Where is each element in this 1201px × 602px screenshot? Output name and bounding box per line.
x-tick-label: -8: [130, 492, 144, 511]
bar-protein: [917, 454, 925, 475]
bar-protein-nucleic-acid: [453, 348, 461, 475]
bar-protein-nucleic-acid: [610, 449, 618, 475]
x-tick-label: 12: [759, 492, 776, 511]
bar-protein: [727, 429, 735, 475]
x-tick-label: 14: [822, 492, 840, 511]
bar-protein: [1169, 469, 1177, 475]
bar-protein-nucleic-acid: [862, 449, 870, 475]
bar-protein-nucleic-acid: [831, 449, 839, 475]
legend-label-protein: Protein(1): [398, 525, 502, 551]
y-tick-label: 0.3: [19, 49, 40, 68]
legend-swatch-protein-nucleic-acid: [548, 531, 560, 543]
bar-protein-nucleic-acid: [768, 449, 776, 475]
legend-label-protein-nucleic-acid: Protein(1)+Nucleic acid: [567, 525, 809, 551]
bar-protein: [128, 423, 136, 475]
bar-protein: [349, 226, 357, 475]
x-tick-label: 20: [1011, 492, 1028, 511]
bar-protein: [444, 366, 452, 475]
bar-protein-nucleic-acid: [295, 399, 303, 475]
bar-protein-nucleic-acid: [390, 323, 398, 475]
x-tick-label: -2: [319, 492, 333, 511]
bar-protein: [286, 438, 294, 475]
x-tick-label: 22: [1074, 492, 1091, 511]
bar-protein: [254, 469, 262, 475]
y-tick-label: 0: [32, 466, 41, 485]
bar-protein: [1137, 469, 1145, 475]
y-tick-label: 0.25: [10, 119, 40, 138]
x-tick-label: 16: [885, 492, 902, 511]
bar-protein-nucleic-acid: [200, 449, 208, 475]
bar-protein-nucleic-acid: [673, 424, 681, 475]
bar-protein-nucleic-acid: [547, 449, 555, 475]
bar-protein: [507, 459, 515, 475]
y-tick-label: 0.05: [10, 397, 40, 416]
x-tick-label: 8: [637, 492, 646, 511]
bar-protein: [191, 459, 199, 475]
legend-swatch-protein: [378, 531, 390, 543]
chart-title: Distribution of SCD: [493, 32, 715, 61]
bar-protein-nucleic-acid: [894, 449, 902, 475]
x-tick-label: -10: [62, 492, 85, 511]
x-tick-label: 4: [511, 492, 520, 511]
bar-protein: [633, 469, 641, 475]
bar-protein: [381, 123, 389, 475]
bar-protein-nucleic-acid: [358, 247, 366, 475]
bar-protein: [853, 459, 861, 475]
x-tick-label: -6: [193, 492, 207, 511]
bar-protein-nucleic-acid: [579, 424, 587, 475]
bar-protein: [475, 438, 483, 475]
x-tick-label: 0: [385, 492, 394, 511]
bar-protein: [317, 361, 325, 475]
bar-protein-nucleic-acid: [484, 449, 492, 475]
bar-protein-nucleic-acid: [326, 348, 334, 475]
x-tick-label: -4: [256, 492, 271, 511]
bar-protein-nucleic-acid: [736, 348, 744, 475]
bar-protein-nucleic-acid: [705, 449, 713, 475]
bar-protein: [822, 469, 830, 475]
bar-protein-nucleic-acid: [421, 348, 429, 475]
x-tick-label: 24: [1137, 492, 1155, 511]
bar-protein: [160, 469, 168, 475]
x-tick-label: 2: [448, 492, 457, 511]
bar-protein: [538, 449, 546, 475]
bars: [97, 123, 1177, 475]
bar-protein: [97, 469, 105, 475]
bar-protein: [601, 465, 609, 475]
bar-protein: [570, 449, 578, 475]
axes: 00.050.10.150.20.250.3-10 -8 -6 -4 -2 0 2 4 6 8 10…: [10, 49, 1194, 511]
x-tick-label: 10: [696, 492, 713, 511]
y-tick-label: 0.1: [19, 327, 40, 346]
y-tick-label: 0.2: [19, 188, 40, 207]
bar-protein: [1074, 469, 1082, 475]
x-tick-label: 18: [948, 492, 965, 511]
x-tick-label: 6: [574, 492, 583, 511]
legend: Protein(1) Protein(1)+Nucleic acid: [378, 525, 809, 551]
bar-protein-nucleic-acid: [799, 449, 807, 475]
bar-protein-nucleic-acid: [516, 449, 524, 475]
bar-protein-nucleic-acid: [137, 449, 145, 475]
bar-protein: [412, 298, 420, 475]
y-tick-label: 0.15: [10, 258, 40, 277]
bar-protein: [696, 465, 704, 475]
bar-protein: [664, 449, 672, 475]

═══

* [Your instructions]
Each line holding the string "legend" counts once. Work out the number of such lines in the data and give only that.

* [Reply to the exercise]
5